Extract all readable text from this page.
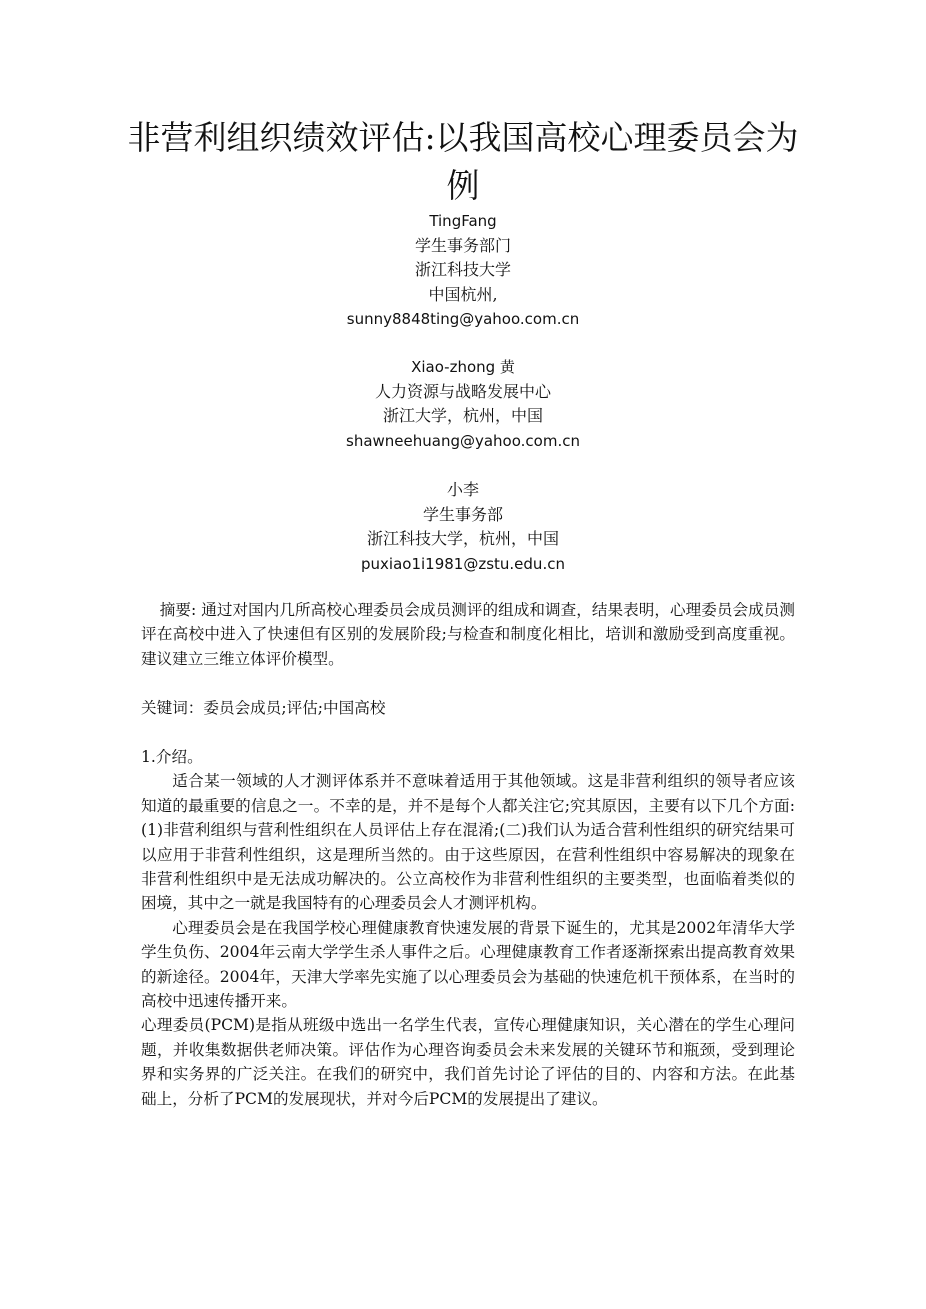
非营利组织绩效评估:以我国高校心理委员会为例
TingFang
学生事务部门
浙江科技大学
中国杭州,
sunny8848ting@yahoo.com.cn
Xiao-zhong 黄
人力资源与战略发展中心
浙江大学，杭州，中国
shawneehuang@yahoo.com.cn
小李
学生事务部
浙江科技大学，杭州，中国
puxiao1i1981@zstu.edu.cn

摘要: 通过对国内几所高校心理委员会成员测评的组成和调查，结果表明，心理委员会成员测评在高校中进入了快速但有区别的发展阶段;与检查和制度化相比，培训和激励受到高度重视。建议建立三维立体评价模型。

关键词：委员会成员;评估;中国高校

1.介绍。

适合某一领域的人才测评体系并不意味着适用于其他领域。这是非营利组织的领导者应该知道的最重要的信息之一。不幸的是，并不是每个人都关注它;究其原因，主要有以下几个方面:(1)非营利组织与营利性组织在人员评估上存在混淆;(二)我们认为适合营利性组织的研究结果可以应用于非营利性组织，这是理所当然的。由于这些原因，在营利性组织中容易解决的现象在非营利性组织中是无法成功解决的。公立高校作为非营利性组织的主要类型，也面临着类似的困境，其中之一就是我国特有的心理委员会人才测评机构。

心理委员会是在我国学校心理健康教育快速发展的背景下诞生的，尤其是2002年清华大学学生负伤、2004年云南大学学生杀人事件之后。心理健康教育工作者逐渐探索出提高教育效果的新途径。2004年，天津大学率先实施了以心理委员会为基础的快速危机干预体系，在当时的高校中迅速传播开来。

心理委员(PCM)是指从班级中选出一名学生代表，宣传心理健康知识，关心潜在的学生心理问题，并收集数据供老师决策。评估作为心理咨询委员会未来发展的关键环节和瓶颈，受到理论界和实务界的广泛关注。在我们的研究中，我们首先讨论了评估的目的、内容和方法。在此基础上，分析了PCM的发展现状，并对今后PCM的发展提出了建议。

_ _ _ _

What is being asked: Your task is to copy the entries in full and exactly, without any images.

Result of the exercise:
Extract all readable text from this page.
非营利组织绩效评估:以我国高校心理委员会为例
TingFang
学生事务部门
浙江科技大学
中国杭州,
sunny8848ting@yahoo.com.cn
Xiao-zhong 黄
人力资源与战略发展中心
浙江大学，杭州，中国
shawneehuang@yahoo.com.cn
小李
学生事务部
浙江科技大学，杭州，中国
puxiao1i1981@zstu.edu.cn

摘要: 通过对国内几所高校心理委员会成员测评的组成和调查，结果表明，心理委员会成员测评在高校中进入了快速但有区别的发展阶段;与检查和制度化相比，培训和激励受到高度重视。建议建立三维立体评价模型。

关键词：委员会成员;评估;中国高校

1.介绍。

适合某一领域的人才测评体系并不意味着适用于其他领域。这是非营利组织的领导者应该知道的最重要的信息之一。不幸的是，并不是每个人都关注它;究其原因，主要有以下几个方面:(1)非营利组织与营利性组织在人员评估上存在混淆;(二)我们认为适合营利性组织的研究结果可以应用于非营利性组织，这是理所当然的。由于这些原因，在营利性组织中容易解决的现象在非营利性组织中是无法成功解决的。公立高校作为非营利性组织的主要类型，也面临着类似的困境，其中之一就是我国特有的心理委员会人才测评机构。

心理委员会是在我国学校心理健康教育快速发展的背景下诞生的，尤其是2002年清华大学学生负伤、2004年云南大学学生杀人事件之后。心理健康教育工作者逐渐探索出提高教育效果的新途径。2004年，天津大学率先实施了以心理委员会为基础的快速危机干预体系，在当时的高校中迅速传播开来。

心理委员(PCM)是指从班级中选出一名学生代表，宣传心理健康知识，关心潜在的学生心理问题，并收集数据供老师决策。评估作为心理咨询委员会未来发展的关键环节和瓶颈，受到理论界和实务界的广泛关注。在我们的研究中，我们首先讨论了评估的目的、内容和方法。在此基础上，分析了PCM的发展现状，并对今后PCM的发展提出了建议。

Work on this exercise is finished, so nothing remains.